Work to do
Copy out the data below verbatim.
-- start Records provided --
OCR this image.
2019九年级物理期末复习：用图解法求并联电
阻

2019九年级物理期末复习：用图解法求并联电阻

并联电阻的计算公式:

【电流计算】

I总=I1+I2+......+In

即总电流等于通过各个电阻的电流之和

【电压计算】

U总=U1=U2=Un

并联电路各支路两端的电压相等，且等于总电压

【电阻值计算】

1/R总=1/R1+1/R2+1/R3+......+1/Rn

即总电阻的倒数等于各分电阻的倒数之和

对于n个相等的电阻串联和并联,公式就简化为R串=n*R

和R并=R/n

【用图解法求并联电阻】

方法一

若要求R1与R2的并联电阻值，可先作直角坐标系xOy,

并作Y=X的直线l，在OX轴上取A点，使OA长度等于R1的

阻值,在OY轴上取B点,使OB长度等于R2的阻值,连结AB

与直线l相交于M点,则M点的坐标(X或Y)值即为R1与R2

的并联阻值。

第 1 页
-- end Records provided --
Response
OCR this image.
2019九年级物理期末复习：用图解法求并联电
阻

2019九年级物理期末复习：用图解法求并联电阻

并联电阻的计算公式:

【电流计算】

I总=I1+I2+......+In

即总电流等于通过各个电阻的电流之和

【电压计算】

U总=U1=U2=Un

并联电路各支路两端的电压相等，且等于总电压

【电阻值计算】

1/R总=1/R1+1/R2+1/R3+......+1/Rn

即总电阻的倒数等于各分电阻的倒数之和

对于n个相等的电阻串联和并联,公式就简化为R串=n*R

和R并=R/n

【用图解法求并联电阻】

方法一

若要求R1与R2的并联电阻值，可先作直角坐标系xOy,

并作Y=X的直线l，在OX轴上取A点，使OA长度等于R1的

阻值,在OY轴上取B点,使OB长度等于R2的阻值,连结AB

与直线l相交于M点,则M点的坐标(X或Y)值即为R1与R2

的并联阻值。

第 1 页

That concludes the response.